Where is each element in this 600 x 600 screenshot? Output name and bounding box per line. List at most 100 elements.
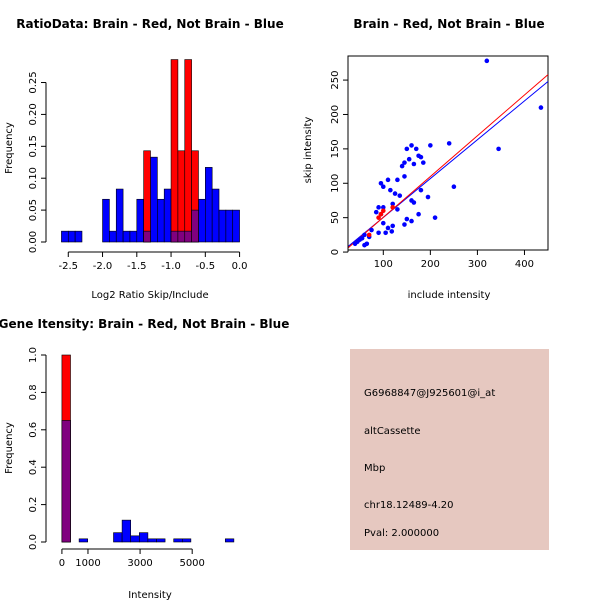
info-panel-background <box>350 349 549 550</box>
ratio-histogram-bar-not-brain <box>157 198 165 243</box>
scatter-point-not-brain <box>376 205 381 210</box>
scatter-point-not-brain <box>428 143 433 148</box>
ratio-histogram-y-tick-label: 0.25 <box>28 71 39 93</box>
ratio-histogram-bar-overlap <box>177 230 186 243</box>
intensity-histogram-bar-not-brain <box>224 538 235 543</box>
probe-id: G6968847@J925601@i_at <box>364 388 495 399</box>
scatter-point-not-brain <box>399 163 405 169</box>
intensity-histogram-panel: Gene Itensity: Brain - Red, Not Brain - … <box>0 317 289 600</box>
scatter-point-not-brain <box>446 141 452 146</box>
scatter-point-not-brain <box>380 205 386 210</box>
scatter-point-not-brain <box>385 225 391 231</box>
scatter-y-tick-label: 150 <box>330 139 341 158</box>
ratio-histogram-y-tick-label: 0.00 <box>28 231 39 253</box>
intensity-histogram-bar-not-brain <box>78 538 89 543</box>
scatter-point-not-brain <box>496 146 501 152</box>
ratio-histogram-bar-brain <box>170 59 179 243</box>
ratio-histogram-bar-not-brain <box>115 188 124 243</box>
ratio-histogram-bar-overlap <box>170 230 179 243</box>
ratio-histogram-bar-overlap <box>143 230 151 243</box>
scatter-point-not-brain <box>420 160 426 165</box>
scatter-point-not-brain <box>383 230 388 236</box>
scatter-point-brain <box>378 211 384 217</box>
scatter-point-not-brain <box>418 187 424 193</box>
ratio-histogram-bar-not-brain <box>198 198 206 243</box>
scatter-point-not-brain <box>390 223 396 229</box>
scatter-title: Brain - Red, Not Brain - Blue <box>353 17 544 31</box>
ratio-histogram-bar-not-brain <box>205 167 213 243</box>
scatter-y-tick-label: 200 <box>330 105 341 124</box>
scatter-point-not-brain <box>404 146 410 152</box>
ratio-histogram-x-tick-label: -1.5 <box>127 261 147 272</box>
scatter-point-not-brain <box>418 154 424 160</box>
intensity-histogram-x-tick-label: 0 <box>59 558 65 569</box>
scatter-y-tick-label: 250 <box>330 71 341 90</box>
ratio-histogram-bar-not-brain <box>129 230 138 243</box>
ratio-histogram-bar-not-brain <box>61 230 69 243</box>
scatter-point-not-brain <box>352 241 358 247</box>
intensity-histogram-bar-not-brain <box>121 519 131 543</box>
scatter-point-not-brain <box>388 187 393 193</box>
ratio-histogram-xlabel: Log2 Ratio Skip/Include <box>91 290 208 301</box>
ratio-histogram-bar-brain <box>184 59 192 243</box>
ratio-histogram-bar-not-brain <box>150 156 158 243</box>
ratio-histogram-bar-not-brain <box>211 188 220 243</box>
ratio-histogram-y-tick-label: 0.05 <box>28 199 39 221</box>
ratio-histogram-x-tick-label: -2.0 <box>93 261 113 272</box>
scatter-fit-line-brain <box>347 74 549 249</box>
intensity-histogram-y-tick-label: 0.6 <box>28 422 39 438</box>
scatter-point-not-brain <box>425 194 431 200</box>
scatter-point-not-brain <box>402 222 407 227</box>
intensity-histogram-bar-not-brain <box>138 532 149 543</box>
scatter-point-not-brain <box>362 242 367 248</box>
pval-text: Pval: 2.000000 <box>364 528 439 539</box>
scatter-point-not-brain <box>402 174 407 179</box>
ratio-histogram-bar-brain <box>177 150 186 243</box>
scatter-x-tick-label: 400 <box>515 259 534 270</box>
ratio-histogram-x-tick-label: 0.0 <box>232 261 248 272</box>
scatter-point-not-brain <box>538 105 544 110</box>
ratio-histogram-bar-not-brain <box>109 230 117 243</box>
ratio-histogram-bar-not-brain <box>163 188 172 243</box>
scatter-point-not-brain <box>390 201 396 207</box>
scatter-point-not-brain <box>484 58 490 64</box>
intensity-histogram-bar-not-brain <box>113 532 123 543</box>
scatter-point-not-brain <box>376 230 381 236</box>
scatter-point-not-brain <box>411 161 417 167</box>
scatter-point-not-brain <box>362 232 367 238</box>
info-panel: G6968847@J925601@i_at altCassette Mbp ch… <box>350 349 549 550</box>
chromosome-location: chr18.12489-4.20 <box>364 500 454 511</box>
ratio-histogram-bar-not-brain <box>67 230 76 243</box>
event-type: altCassette <box>364 426 421 437</box>
scatter-ylabel: skip intensity <box>303 117 314 184</box>
ratio-histogram-y-tick-label: 0.15 <box>28 135 39 157</box>
scatter-point-not-brain <box>404 216 410 222</box>
scatter-point-not-brain <box>411 200 417 205</box>
ratio-histogram-bar-brain <box>143 150 151 243</box>
ratio-histogram-bar-not-brain <box>218 209 227 243</box>
ratio-histogram-bar-overlap <box>191 209 199 243</box>
ratio-histogram-y-tick-label: 0.20 <box>28 103 39 125</box>
scatter-point-not-brain <box>409 143 414 148</box>
scatter-point-not-brain <box>392 191 398 196</box>
intensity-histogram-bar-not-brain <box>173 538 183 543</box>
ratio-histogram-bar-not-brain <box>74 230 83 243</box>
intensity-histogram-x-tick-label: 5000 <box>179 558 204 569</box>
intensity-histogram-y-tick-label: 0.2 <box>28 497 39 513</box>
scatter-point-not-brain <box>406 156 412 162</box>
scatter-y-tick-label: 100 <box>330 174 341 193</box>
scatter-panel: Brain - Red, Not Brain - Blue include in… <box>303 17 549 301</box>
scatter-point-not-brain <box>409 218 414 224</box>
intensity-histogram-x-tick-label: 1000 <box>75 558 100 569</box>
scatter-x-tick-label: 100 <box>374 259 393 270</box>
ratio-histogram-x-tick-label: -1.0 <box>161 261 181 272</box>
gene-name: Mbp <box>364 463 385 474</box>
scatter-point-not-brain <box>395 177 400 183</box>
scatter-point-brain <box>380 208 386 214</box>
scatter-y-tick-label: 0 <box>330 249 341 255</box>
scatter-point-not-brain <box>395 207 400 212</box>
scatter-point-not-brain <box>380 184 386 190</box>
scatter-point-not-brain <box>432 215 438 220</box>
intensity-histogram-bar-not-brain <box>130 535 140 543</box>
intensity-histogram-bar-not-brain <box>156 538 166 543</box>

**TO DO**
Pull out every line in the material above where "info" occurs.

**RESULT FOR THIS TASK**
info-panel-background <box>350 349 549 550</box>
info-panel: G6968847@J925601@i_at altCassette Mbp ch… <box>350 349 549 550</box>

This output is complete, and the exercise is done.